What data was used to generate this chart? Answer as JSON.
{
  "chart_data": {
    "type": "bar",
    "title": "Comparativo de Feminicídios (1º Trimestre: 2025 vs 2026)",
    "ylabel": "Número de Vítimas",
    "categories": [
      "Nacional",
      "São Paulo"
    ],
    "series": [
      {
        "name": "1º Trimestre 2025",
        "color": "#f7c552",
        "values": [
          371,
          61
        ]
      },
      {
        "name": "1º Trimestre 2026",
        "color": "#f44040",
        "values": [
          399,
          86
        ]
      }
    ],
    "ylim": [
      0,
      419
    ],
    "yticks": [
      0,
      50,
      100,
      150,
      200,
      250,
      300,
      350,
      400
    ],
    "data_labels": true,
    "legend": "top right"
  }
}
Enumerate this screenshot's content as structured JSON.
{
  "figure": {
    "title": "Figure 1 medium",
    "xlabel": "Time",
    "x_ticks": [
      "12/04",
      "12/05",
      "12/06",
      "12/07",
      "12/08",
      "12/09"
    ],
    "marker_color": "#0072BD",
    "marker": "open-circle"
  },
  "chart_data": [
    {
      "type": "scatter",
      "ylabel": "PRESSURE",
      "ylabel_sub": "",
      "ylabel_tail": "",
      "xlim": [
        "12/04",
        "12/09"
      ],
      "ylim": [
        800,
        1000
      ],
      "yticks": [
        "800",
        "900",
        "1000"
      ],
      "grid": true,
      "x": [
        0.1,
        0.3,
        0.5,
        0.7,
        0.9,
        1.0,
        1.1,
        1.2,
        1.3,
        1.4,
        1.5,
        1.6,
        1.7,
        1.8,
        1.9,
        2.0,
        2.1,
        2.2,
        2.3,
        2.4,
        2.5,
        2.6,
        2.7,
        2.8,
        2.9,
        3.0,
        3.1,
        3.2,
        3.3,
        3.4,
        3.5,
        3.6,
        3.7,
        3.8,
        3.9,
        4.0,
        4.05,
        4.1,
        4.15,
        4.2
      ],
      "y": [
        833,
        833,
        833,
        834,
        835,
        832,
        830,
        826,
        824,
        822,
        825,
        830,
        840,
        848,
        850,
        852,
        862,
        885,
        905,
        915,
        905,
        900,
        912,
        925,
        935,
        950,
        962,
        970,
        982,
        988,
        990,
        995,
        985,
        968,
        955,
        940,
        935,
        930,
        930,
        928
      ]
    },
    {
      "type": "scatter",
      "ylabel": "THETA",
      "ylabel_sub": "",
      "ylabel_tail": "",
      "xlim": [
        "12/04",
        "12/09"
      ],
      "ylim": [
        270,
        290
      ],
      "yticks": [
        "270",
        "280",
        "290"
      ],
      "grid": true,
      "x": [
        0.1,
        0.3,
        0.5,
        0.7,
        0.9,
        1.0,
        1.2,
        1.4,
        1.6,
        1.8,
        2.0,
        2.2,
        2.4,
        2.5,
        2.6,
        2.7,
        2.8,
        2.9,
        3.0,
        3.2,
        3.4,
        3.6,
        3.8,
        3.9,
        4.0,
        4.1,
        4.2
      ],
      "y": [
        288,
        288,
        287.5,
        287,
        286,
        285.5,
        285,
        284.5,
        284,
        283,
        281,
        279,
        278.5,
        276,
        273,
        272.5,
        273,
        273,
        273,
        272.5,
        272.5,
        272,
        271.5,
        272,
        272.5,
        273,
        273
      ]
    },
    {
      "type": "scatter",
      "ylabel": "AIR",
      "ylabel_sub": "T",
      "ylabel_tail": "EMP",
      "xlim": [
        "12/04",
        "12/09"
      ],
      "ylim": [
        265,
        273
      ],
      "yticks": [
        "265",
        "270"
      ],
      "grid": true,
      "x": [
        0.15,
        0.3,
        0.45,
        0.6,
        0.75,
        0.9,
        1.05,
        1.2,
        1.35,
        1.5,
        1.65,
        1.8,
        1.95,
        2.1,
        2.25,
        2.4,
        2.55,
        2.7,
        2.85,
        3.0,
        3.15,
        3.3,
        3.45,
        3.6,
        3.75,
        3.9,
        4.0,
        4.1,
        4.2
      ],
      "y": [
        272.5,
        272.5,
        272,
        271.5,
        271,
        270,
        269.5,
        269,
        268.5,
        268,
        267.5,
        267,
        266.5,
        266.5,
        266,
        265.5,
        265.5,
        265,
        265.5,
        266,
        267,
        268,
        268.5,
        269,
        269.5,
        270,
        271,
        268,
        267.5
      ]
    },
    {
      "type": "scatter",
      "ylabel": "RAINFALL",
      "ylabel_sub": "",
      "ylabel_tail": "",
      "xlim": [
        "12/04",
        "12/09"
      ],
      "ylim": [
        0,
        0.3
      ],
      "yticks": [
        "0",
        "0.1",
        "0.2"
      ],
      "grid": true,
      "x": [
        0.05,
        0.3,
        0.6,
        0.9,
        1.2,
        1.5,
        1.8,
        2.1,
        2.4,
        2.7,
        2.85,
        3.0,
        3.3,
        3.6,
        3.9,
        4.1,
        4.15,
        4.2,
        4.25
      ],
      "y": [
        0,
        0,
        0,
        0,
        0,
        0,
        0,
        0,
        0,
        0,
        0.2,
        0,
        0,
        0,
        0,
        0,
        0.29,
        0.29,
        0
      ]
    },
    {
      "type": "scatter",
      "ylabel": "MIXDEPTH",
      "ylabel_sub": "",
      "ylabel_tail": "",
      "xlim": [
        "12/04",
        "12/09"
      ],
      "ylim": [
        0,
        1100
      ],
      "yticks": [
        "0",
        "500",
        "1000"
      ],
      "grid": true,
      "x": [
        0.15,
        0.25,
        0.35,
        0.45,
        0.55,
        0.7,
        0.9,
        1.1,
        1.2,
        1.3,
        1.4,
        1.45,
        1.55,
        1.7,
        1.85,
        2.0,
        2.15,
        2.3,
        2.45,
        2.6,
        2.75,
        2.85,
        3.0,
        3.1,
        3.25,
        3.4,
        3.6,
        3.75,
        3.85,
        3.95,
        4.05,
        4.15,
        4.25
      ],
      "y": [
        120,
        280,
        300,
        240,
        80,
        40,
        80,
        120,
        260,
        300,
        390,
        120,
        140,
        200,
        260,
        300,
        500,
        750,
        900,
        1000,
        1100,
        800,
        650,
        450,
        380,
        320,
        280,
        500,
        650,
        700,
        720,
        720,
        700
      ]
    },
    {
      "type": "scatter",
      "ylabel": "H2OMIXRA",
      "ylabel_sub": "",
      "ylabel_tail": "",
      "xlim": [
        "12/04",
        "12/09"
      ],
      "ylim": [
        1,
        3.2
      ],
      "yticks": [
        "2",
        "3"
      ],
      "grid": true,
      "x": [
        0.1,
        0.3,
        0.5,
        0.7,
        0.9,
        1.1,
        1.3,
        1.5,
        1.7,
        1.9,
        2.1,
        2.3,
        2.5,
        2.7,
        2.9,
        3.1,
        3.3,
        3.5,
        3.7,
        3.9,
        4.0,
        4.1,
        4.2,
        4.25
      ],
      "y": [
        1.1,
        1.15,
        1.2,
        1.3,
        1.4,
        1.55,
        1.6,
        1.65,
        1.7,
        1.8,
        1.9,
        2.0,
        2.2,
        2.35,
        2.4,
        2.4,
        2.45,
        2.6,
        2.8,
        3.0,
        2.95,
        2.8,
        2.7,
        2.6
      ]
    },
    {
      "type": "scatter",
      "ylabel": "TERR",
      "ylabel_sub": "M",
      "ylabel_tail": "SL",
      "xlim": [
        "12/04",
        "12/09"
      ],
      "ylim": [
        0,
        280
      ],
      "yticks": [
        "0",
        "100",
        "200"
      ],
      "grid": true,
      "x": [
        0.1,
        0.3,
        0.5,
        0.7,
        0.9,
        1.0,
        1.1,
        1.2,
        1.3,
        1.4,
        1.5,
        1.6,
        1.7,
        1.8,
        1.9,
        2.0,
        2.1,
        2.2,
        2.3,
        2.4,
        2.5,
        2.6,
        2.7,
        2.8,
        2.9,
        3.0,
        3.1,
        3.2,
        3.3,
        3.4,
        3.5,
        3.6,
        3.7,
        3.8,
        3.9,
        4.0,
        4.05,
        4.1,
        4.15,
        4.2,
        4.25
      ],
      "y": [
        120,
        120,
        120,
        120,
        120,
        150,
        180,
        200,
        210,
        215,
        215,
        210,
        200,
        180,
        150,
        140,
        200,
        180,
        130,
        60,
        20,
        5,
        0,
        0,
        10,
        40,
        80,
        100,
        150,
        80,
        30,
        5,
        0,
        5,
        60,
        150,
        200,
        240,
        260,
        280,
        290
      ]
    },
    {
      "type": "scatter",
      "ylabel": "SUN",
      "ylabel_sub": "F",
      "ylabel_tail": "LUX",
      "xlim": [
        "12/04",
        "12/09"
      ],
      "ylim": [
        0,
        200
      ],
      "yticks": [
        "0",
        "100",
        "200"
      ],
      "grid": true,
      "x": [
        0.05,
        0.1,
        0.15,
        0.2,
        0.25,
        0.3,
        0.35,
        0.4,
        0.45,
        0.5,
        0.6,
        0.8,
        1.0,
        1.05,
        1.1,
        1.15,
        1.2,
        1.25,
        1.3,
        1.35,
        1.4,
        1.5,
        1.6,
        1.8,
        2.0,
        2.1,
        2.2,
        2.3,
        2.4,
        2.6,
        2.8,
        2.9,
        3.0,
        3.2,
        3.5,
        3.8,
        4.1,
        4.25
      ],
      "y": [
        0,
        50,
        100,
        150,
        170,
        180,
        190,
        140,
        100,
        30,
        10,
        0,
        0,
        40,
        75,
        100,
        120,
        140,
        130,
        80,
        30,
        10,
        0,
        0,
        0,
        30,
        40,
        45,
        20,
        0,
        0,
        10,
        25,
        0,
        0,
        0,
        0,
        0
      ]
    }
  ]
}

______

__WHAT NEEDS TO BE DONE__:
Search the preceding listing for "Trimestre" and extract every line where it is found.

__WRITTEN REPLY__:
    "title": "Comparativo de Feminicídios (1º Trimestre: 2025 vs 2026)",
        "name": "1º Trimestre 2025",
        "name": "1º Trimestre 2026",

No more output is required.